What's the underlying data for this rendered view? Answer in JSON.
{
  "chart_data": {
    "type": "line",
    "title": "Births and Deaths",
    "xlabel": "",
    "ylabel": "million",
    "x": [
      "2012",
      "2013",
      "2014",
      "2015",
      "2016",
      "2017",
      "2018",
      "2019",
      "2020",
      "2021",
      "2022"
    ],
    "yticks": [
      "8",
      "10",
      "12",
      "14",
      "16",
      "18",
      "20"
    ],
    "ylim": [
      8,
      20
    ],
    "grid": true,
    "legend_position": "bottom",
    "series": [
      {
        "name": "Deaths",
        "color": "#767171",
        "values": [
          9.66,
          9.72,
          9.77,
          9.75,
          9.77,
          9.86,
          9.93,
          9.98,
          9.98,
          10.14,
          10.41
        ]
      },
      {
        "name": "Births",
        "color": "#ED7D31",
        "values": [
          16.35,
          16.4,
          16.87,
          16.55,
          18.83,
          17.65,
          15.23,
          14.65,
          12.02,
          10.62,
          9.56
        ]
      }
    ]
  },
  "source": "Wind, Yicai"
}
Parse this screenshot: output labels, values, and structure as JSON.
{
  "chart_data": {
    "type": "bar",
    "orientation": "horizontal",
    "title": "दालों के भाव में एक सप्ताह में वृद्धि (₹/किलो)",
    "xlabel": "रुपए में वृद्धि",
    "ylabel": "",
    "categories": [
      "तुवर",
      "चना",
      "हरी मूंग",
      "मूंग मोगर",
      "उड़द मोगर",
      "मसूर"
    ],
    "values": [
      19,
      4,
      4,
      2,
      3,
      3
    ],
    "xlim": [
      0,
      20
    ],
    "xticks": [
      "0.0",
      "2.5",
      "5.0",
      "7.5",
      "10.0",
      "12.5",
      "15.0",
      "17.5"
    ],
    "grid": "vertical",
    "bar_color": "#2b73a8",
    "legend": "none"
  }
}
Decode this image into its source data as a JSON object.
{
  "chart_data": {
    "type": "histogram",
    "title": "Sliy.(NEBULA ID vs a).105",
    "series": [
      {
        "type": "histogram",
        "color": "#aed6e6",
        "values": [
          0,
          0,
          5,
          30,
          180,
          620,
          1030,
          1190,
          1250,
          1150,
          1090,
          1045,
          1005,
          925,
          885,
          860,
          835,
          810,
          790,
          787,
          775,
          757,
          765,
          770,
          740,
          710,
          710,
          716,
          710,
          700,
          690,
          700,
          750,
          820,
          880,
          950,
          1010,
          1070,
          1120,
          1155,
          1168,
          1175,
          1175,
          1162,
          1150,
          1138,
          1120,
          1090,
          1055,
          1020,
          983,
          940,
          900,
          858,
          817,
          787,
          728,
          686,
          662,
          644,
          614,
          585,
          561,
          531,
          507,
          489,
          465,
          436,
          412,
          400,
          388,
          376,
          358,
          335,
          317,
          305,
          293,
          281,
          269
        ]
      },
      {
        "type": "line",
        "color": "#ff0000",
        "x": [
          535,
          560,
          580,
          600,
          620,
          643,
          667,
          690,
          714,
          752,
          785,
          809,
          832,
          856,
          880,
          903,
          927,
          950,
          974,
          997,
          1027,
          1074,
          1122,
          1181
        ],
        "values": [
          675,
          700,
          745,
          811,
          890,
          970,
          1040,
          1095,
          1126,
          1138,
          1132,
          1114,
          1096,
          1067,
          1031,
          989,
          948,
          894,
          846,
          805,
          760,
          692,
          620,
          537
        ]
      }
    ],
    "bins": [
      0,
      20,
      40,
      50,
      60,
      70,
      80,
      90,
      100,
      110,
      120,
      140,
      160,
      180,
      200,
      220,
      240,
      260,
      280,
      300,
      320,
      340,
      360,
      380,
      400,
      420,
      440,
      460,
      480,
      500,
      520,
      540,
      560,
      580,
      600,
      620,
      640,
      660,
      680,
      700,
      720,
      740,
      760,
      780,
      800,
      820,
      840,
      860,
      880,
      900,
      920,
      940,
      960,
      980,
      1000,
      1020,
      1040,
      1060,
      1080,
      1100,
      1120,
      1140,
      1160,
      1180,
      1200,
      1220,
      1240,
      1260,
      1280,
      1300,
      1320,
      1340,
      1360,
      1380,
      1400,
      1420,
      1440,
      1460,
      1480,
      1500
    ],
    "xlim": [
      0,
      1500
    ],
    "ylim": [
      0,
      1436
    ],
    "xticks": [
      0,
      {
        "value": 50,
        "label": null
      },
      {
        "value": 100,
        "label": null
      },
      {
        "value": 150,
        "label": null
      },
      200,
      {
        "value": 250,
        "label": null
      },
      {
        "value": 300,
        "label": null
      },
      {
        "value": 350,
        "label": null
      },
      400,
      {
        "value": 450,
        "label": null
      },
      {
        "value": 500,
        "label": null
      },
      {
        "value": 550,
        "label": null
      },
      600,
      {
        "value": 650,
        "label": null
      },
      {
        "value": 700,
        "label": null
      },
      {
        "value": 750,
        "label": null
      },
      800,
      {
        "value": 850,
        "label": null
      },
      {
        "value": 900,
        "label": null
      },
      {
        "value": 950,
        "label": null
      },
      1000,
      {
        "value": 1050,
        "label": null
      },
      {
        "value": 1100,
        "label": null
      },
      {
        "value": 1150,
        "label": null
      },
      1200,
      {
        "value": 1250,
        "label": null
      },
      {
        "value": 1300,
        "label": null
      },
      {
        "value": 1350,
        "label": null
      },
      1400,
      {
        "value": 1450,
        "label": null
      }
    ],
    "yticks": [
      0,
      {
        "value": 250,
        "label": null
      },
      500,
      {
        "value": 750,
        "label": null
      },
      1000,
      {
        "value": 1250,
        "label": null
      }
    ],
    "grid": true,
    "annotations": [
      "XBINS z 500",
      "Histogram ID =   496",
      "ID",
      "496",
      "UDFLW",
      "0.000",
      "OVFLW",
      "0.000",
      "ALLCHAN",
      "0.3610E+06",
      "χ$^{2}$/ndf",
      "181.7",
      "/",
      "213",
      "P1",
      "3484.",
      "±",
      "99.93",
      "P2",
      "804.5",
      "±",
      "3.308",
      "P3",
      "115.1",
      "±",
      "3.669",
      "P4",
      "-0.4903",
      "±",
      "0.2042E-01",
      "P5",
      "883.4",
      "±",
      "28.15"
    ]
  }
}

....................

Task instructions:
How many lines of the listing above include the word "this"? State the number and nothing else.

Solution below:
3